The records below are to be quoted in full; please keep every word exact.

## start Records provided

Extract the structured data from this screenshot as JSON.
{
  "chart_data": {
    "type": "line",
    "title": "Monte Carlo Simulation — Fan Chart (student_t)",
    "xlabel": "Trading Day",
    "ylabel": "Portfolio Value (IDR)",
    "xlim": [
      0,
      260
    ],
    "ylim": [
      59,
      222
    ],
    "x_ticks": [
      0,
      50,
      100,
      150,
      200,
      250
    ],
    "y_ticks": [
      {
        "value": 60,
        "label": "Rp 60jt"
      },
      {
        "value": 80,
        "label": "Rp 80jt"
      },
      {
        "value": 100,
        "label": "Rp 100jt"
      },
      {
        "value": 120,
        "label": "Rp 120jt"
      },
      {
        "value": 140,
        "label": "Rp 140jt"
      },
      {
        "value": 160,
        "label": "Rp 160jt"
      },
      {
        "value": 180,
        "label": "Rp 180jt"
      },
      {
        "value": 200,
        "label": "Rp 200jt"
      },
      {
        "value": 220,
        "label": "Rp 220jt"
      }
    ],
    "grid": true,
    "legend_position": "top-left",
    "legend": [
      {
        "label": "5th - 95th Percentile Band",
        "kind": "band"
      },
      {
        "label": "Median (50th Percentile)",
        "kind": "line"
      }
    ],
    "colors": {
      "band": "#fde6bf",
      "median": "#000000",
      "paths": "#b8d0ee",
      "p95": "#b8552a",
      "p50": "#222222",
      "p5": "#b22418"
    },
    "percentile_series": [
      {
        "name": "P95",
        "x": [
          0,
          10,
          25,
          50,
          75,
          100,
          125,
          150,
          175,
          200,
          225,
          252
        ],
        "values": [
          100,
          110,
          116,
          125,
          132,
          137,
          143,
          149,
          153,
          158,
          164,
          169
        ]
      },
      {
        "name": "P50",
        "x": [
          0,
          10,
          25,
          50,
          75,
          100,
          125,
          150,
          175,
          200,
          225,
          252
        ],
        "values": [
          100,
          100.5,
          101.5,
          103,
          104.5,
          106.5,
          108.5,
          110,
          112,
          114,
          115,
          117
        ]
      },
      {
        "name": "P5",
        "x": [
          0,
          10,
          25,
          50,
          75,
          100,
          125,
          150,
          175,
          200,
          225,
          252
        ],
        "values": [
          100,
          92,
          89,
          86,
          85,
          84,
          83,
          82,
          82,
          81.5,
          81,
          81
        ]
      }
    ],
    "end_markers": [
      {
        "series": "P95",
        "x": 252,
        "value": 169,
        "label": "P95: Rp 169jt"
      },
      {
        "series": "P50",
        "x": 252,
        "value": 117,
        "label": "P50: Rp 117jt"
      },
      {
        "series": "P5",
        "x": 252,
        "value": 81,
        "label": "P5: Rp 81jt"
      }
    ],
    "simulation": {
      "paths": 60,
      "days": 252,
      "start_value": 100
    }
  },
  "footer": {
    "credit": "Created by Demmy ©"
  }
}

## end Records provided

Reply —
Extract the structured data from this screenshot as JSON.
{
  "chart_data": {
    "type": "line",
    "title": "Monte Carlo Simulation — Fan Chart (student_t)",
    "xlabel": "Trading Day",
    "ylabel": "Portfolio Value (IDR)",
    "xlim": [
      0,
      260
    ],
    "ylim": [
      59,
      222
    ],
    "x_ticks": [
      0,
      50,
      100,
      150,
      200,
      250
    ],
    "y_ticks": [
      {
        "value": 60,
        "label": "Rp 60jt"
      },
      {
        "value": 80,
        "label": "Rp 80jt"
      },
      {
        "value": 100,
        "label": "Rp 100jt"
      },
      {
        "value": 120,
        "label": "Rp 120jt"
      },
      {
        "value": 140,
        "label": "Rp 140jt"
      },
      {
        "value": 160,
        "label": "Rp 160jt"
      },
      {
        "value": 180,
        "label": "Rp 180jt"
      },
      {
        "value": 200,
        "label": "Rp 200jt"
      },
      {
        "value": 220,
        "label": "Rp 220jt"
      }
    ],
    "grid": true,
    "legend_position": "top-left",
    "legend": [
      {
        "label": "5th - 95th Percentile Band",
        "kind": "band"
      },
      {
        "label": "Median (50th Percentile)",
        "kind": "line"
      }
    ],
    "colors": {
      "band": "#fde6bf",
      "median": "#000000",
      "paths": "#b8d0ee",
      "p95": "#b8552a",
      "p50": "#222222",
      "p5": "#b22418"
    },
    "percentile_series": [
      {
        "name": "P95",
        "x": [
          0,
          10,
          25,
          50,
          75,
          100,
          125,
          150,
          175,
          200,
          225,
          252
        ],
        "values": [
          100,
          110,
          116,
          125,
          132,
          137,
          143,
          149,
          153,
          158,
          164,
          169
        ]
      },
      {
        "name": "P50",
        "x": [
          0,
          10,
          25,
          50,
          75,
          100,
          125,
          150,
          175,
          200,
          225,
          252
        ],
        "values": [
          100,
          100.5,
          101.5,
          103,
          104.5,
          106.5,
          108.5,
          110,
          112,
          114,
          115,
          117
        ]
      },
      {
        "name": "P5",
        "x": [
          0,
          10,
          25,
          50,
          75,
          100,
          125,
          150,
          175,
          200,
          225,
          252
        ],
        "values": [
          100,
          92,
          89,
          86,
          85,
          84,
          83,
          82,
          82,
          81.5,
          81,
          81
        ]
      }
    ],
    "end_markers": [
      {
        "series": "P95",
        "x": 252,
        "value": 169,
        "label": "P95: Rp 169jt"
      },
      {
        "series": "P50",
        "x": 252,
        "value": 117,
        "label": "P50: Rp 117jt"
      },
      {
        "series": "P5",
        "x": 252,
        "value": 81,
        "label": "P5: Rp 81jt"
      }
    ],
    "simulation": {
      "paths": 60,
      "days": 252,
      "start_value": 100
    }
  },
  "footer": {
    "credit": "Created by Demmy ©"
  }
}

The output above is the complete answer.